Aim>
Exact repetition of every entry is required.

[Figure dataset records]
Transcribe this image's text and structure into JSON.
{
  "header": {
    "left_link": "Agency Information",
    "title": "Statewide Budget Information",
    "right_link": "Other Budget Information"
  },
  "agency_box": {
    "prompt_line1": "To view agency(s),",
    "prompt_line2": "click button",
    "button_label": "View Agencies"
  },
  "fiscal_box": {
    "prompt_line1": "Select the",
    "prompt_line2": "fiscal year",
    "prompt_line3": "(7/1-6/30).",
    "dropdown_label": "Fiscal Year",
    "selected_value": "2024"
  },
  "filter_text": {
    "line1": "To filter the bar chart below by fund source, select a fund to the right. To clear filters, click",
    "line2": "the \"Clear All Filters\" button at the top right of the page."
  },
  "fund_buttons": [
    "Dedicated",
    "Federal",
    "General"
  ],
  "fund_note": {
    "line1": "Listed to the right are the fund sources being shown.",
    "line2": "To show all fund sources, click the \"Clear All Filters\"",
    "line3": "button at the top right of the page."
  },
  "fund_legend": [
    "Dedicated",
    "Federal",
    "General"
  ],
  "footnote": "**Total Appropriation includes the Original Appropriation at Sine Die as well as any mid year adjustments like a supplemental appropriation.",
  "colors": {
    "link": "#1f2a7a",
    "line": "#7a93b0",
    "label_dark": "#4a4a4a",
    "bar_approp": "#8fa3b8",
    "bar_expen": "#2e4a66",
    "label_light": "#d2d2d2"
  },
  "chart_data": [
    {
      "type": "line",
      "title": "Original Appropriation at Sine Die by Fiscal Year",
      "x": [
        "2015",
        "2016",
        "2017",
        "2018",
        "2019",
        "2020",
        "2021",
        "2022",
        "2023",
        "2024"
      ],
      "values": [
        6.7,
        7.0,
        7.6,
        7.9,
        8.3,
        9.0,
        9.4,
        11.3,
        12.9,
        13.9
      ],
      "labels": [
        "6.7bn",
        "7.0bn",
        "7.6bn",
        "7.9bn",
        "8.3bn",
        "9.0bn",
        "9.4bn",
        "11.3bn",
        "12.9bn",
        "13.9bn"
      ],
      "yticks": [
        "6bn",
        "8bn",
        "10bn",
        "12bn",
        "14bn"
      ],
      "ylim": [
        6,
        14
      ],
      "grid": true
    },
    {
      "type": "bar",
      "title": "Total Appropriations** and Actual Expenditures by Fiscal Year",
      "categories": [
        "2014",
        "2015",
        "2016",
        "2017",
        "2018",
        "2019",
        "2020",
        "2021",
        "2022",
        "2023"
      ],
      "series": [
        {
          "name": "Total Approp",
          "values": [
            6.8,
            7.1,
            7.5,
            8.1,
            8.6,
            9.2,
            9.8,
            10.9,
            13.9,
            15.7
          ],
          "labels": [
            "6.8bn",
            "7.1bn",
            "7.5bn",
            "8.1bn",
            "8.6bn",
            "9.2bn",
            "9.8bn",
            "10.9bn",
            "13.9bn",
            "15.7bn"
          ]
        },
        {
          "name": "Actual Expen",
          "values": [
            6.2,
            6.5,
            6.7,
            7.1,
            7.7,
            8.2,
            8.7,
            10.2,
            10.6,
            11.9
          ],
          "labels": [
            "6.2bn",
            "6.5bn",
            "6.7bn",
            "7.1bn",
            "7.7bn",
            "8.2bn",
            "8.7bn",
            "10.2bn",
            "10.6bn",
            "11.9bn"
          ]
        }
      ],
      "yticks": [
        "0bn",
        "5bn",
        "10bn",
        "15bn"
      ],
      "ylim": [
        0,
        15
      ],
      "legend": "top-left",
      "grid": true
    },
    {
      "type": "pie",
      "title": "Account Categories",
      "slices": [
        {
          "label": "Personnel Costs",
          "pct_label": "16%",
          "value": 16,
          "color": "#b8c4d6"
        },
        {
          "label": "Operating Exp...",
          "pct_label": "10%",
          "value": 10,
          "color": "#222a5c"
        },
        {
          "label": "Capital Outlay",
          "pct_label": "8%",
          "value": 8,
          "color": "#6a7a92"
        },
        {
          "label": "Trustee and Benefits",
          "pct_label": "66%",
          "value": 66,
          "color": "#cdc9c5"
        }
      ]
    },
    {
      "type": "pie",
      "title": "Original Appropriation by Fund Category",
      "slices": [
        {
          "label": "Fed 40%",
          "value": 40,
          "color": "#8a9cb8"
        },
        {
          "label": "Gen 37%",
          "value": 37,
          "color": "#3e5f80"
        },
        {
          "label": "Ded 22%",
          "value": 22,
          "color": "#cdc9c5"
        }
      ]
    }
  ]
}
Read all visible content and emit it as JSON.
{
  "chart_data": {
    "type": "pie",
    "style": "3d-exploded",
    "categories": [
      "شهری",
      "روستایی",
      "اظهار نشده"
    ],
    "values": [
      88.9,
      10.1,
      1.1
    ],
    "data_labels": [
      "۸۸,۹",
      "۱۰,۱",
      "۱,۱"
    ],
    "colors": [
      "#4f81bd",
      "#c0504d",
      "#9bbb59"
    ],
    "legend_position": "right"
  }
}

The answer>
Transcribe this image's text and structure into JSON.
{
  "header": {
    "left_link": "Agency Information",
    "title": "Statewide Budget Information",
    "right_link": "Other Budget Information"
  },
  "agency_box": {
    "prompt_line1": "To view agency(s),",
    "prompt_line2": "click button",
    "button_label": "View Agencies"
  },
  "fiscal_box": {
    "prompt_line1": "Select the",
    "prompt_line2": "fiscal year",
    "prompt_line3": "(7/1-6/30).",
    "dropdown_label": "Fiscal Year",
    "selected_value": "2024"
  },
  "filter_text": {
    "line1": "To filter the bar chart below by fund source, select a fund to the right. To clear filters, click",
    "line2": "the \"Clear All Filters\" button at the top right of the page."
  },
  "fund_buttons": [
    "Dedicated",
    "Federal",
    "General"
  ],
  "fund_note": {
    "line1": "Listed to the right are the fund sources being shown.",
    "line2": "To show all fund sources, click the \"Clear All Filters\"",
    "line3": "button at the top right of the page."
  },
  "fund_legend": [
    "Dedicated",
    "Federal",
    "General"
  ],
  "footnote": "**Total Appropriation includes the Original Appropriation at Sine Die as well as any mid year adjustments like a supplemental appropriation.",
  "colors": {
    "link": "#1f2a7a",
    "line": "#7a93b0",
    "label_dark": "#4a4a4a",
    "bar_approp": "#8fa3b8",
    "bar_expen": "#2e4a66",
    "label_light": "#d2d2d2"
  },
  "chart_data": [
    {
      "type": "line",
      "title": "Original Appropriation at Sine Die by Fiscal Year",
      "x": [
        "2015",
        "2016",
        "2017",
        "2018",
        "2019",
        "2020",
        "2021",
        "2022",
        "2023",
        "2024"
      ],
      "values": [
        6.7,
        7.0,
        7.6,
        7.9,
        8.3,
        9.0,
        9.4,
        11.3,
        12.9,
        13.9
      ],
      "labels": [
        "6.7bn",
        "7.0bn",
        "7.6bn",
        "7.9bn",
        "8.3bn",
        "9.0bn",
        "9.4bn",
        "11.3bn",
        "12.9bn",
        "13.9bn"
      ],
      "yticks": [
        "6bn",
        "8bn",
        "10bn",
        "12bn",
        "14bn"
      ],
      "ylim": [
        6,
        14
      ],
      "grid": true
    },
    {
      "type": "bar",
      "title": "Total Appropriations** and Actual Expenditures by Fiscal Year",
      "categories": [
        "2014",
        "2015",
        "2016",
        "2017",
        "2018",
        "2019",
        "2020",
        "2021",
        "2022",
        "2023"
      ],
      "series": [
        {
          "name": "Total Approp",
          "values": [
            6.8,
            7.1,
            7.5,
            8.1,
            8.6,
            9.2,
            9.8,
            10.9,
            13.9,
            15.7
          ],
          "labels": [
            "6.8bn",
            "7.1bn",
            "7.5bn",
            "8.1bn",
            "8.6bn",
            "9.2bn",
            "9.8bn",
            "10.9bn",
            "13.9bn",
            "15.7bn"
          ]
        },
        {
          "name": "Actual Expen",
          "values": [
            6.2,
            6.5,
            6.7,
            7.1,
            7.7,
            8.2,
            8.7,
            10.2,
            10.6,
            11.9
          ],
          "labels": [
            "6.2bn",
            "6.5bn",
            "6.7bn",
            "7.1bn",
            "7.7bn",
            "8.2bn",
            "8.7bn",
            "10.2bn",
            "10.6bn",
            "11.9bn"
          ]
        }
      ],
      "yticks": [
        "0bn",
        "5bn",
        "10bn",
        "15bn"
      ],
      "ylim": [
        0,
        15
      ],
      "legend": "top-left",
      "grid": true
    },
    {
      "type": "pie",
      "title": "Account Categories",
      "slices": [
        {
          "label": "Personnel Costs",
          "pct_label": "16%",
          "value": 16,
          "color": "#b8c4d6"
        },
        {
          "label": "Operating Exp...",
          "pct_label": "10%",
          "value": 10,
          "color": "#222a5c"
        },
        {
          "label": "Capital Outlay",
          "pct_label": "8%",
          "value": 8,
          "color": "#6a7a92"
        },
        {
          "label": "Trustee and Benefits",
          "pct_label": "66%",
          "value": 66,
          "color": "#cdc9c5"
        }
      ]
    },
    {
      "type": "pie",
      "title": "Original Appropriation by Fund Category",
      "slices": [
        {
          "label": "Fed 40%",
          "value": 40,
          "color": "#8a9cb8"
        },
        {
          "label": "Gen 37%",
          "value": 37,
          "color": "#3e5f80"
        },
        {
          "label": "Ded 22%",
          "value": 22,
          "color": "#cdc9c5"
        }
      ]
    }
  ]
}
Read all visible content and emit it as JSON.
{
  "chart_data": {
    "type": "pie",
    "style": "3d-exploded",
    "categories": [
      "شهری",
      "روستایی",
      "اظهار نشده"
    ],
    "values": [
      88.9,
      10.1,
      1.1
    ],
    "data_labels": [
      "۸۸,۹",
      "۱۰,۱",
      "۱,۱"
    ],
    "colors": [
      "#4f81bd",
      "#c0504d",
      "#9bbb59"
    ],
    "legend_position": "right"
  }
}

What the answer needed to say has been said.